■ Entries supplied ■

- - -

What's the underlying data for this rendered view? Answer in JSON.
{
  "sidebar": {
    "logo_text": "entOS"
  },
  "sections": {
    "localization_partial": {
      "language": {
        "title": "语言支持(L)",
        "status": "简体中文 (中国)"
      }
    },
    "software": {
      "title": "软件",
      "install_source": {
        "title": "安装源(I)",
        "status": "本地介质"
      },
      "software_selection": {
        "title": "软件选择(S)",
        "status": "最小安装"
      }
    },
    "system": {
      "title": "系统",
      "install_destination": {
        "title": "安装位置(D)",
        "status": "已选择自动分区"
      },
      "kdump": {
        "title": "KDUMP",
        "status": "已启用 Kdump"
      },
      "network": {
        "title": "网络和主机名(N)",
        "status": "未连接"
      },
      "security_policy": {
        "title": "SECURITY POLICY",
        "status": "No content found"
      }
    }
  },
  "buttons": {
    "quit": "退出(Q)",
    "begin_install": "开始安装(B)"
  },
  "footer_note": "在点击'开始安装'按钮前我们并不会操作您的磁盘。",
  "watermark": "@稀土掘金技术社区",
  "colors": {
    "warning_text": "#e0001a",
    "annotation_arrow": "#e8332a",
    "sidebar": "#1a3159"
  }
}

- - -

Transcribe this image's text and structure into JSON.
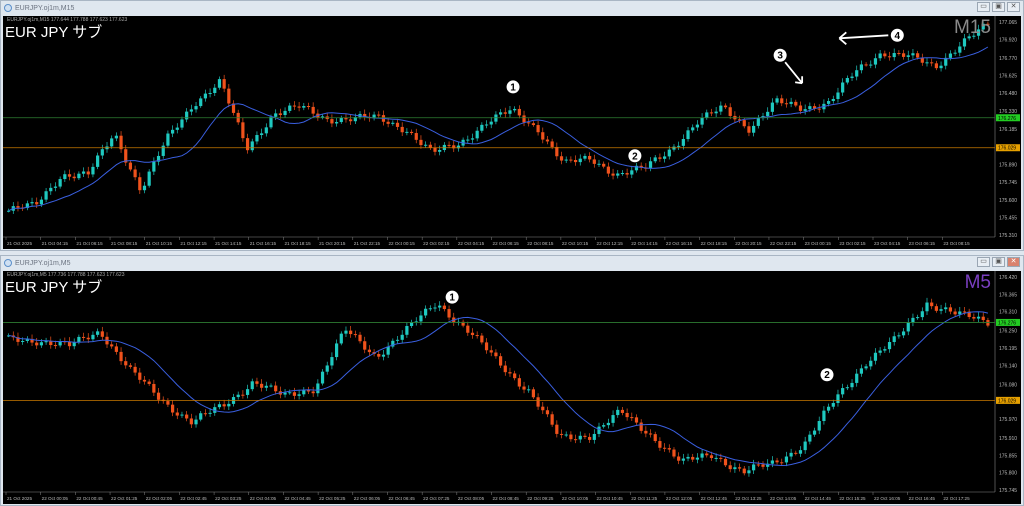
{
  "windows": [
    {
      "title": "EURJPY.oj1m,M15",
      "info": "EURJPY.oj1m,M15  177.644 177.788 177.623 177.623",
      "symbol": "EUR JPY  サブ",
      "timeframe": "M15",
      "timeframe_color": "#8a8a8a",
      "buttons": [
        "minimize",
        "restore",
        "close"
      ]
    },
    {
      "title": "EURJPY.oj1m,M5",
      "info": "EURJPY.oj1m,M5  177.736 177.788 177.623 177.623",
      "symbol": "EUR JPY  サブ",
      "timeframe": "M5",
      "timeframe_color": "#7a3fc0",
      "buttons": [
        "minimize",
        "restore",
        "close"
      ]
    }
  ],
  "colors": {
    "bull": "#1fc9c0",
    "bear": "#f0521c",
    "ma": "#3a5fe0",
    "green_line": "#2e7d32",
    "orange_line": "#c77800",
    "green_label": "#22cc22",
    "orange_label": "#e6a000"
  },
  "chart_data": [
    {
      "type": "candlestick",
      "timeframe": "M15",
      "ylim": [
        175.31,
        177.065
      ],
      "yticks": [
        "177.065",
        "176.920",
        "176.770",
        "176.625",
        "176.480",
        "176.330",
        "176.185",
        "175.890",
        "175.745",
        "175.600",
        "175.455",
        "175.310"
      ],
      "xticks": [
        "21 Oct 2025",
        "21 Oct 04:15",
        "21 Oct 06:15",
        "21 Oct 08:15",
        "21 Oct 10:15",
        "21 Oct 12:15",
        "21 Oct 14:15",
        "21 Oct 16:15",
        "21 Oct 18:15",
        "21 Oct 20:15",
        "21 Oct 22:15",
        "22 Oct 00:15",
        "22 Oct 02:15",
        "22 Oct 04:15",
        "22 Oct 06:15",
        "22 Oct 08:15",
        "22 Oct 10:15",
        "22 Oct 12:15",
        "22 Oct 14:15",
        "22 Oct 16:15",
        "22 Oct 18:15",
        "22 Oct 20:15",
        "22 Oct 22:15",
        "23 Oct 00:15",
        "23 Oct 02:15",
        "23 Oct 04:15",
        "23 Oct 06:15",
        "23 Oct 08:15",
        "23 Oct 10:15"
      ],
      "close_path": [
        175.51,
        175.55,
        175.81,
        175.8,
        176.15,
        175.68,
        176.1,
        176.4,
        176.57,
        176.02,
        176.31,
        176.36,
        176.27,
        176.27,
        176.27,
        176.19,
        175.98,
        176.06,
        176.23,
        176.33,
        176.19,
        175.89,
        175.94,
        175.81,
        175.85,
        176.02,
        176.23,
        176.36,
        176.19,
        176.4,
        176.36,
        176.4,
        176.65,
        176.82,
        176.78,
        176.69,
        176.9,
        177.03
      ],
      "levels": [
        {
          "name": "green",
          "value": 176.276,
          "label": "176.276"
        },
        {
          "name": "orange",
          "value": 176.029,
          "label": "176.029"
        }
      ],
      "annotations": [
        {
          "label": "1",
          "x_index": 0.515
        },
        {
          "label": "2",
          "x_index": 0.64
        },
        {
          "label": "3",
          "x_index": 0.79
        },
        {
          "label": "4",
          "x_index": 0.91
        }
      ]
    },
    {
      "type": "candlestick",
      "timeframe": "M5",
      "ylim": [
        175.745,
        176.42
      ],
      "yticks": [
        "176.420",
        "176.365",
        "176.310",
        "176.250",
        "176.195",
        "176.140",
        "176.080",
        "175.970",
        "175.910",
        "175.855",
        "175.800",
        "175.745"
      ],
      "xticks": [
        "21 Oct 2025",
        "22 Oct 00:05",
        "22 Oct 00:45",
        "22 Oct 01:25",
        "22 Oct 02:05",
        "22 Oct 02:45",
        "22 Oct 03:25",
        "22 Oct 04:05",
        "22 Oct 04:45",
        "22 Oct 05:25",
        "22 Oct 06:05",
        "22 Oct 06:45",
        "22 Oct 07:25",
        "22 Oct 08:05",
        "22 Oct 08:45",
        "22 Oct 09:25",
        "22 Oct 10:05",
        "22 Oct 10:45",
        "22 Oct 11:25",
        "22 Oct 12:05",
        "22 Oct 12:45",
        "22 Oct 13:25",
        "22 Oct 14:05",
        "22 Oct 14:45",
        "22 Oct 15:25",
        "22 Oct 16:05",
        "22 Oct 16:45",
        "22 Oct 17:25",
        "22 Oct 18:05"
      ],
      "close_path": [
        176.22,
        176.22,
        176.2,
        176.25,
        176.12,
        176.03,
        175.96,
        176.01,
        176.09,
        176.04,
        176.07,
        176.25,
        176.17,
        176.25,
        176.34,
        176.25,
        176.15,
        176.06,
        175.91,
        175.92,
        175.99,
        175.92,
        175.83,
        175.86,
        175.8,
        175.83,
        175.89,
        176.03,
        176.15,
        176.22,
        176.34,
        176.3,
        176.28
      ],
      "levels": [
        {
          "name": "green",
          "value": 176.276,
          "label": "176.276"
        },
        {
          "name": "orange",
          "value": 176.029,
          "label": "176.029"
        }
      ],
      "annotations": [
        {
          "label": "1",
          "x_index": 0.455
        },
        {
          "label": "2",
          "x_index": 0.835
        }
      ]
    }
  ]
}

- - -

■ Exercise ■
Where a line of the data holds "status", show that line.

■ Solution to the problem ■
        "status": "简体中文 (中国)"
        "status": "本地介质"
        "status": "最小安装"
        "status": "已选择自动分区"
        "status": "已启用 Kdump"
        "status": "未连接"
        "status": "No content found"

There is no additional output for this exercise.